- [SUPPLIED RECORDS]
╔══

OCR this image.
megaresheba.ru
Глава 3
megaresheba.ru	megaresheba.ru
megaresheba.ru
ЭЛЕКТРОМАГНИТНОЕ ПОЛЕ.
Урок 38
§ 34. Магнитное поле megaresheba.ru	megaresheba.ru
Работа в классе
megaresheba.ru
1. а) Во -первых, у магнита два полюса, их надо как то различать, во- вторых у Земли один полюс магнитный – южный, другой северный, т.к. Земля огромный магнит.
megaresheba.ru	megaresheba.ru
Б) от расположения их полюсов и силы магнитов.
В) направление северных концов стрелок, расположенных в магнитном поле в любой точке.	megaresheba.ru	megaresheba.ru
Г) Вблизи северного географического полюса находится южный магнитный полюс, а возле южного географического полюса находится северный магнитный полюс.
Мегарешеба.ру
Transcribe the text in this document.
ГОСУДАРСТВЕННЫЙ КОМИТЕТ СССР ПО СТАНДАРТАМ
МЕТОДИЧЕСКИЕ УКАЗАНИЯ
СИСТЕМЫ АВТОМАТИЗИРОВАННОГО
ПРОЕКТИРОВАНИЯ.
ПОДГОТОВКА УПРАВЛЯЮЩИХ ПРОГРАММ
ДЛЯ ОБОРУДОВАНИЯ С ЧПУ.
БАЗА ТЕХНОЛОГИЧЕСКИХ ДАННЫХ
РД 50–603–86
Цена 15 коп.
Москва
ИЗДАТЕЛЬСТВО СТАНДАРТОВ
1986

╚══

- [WHAT THE TASK REQUIRES]
Give again only the lines starting at the one that contains "Transcribe the text in this document." and running to the end of the data.

- [OUTPUT OF THE TASK]
Transcribe the text in this document.
ГОСУДАРСТВЕННЫЙ КОМИТЕТ СССР ПО СТАНДАРТАМ
МЕТОДИЧЕСКИЕ УКАЗАНИЯ
СИСТЕМЫ АВТОМАТИЗИРОВАННОГО
ПРОЕКТИРОВАНИЯ.
ПОДГОТОВКА УПРАВЛЯЮЩИХ ПРОГРАММ
ДЛЯ ОБОРУДОВАНИЯ С ЧПУ.
БАЗА ТЕХНОЛОГИЧЕСКИХ ДАННЫХ
РД 50–603–86
Цена 15 коп.
Москва
ИЗДАТЕЛЬСТВО СТАНДАРТОВ
1986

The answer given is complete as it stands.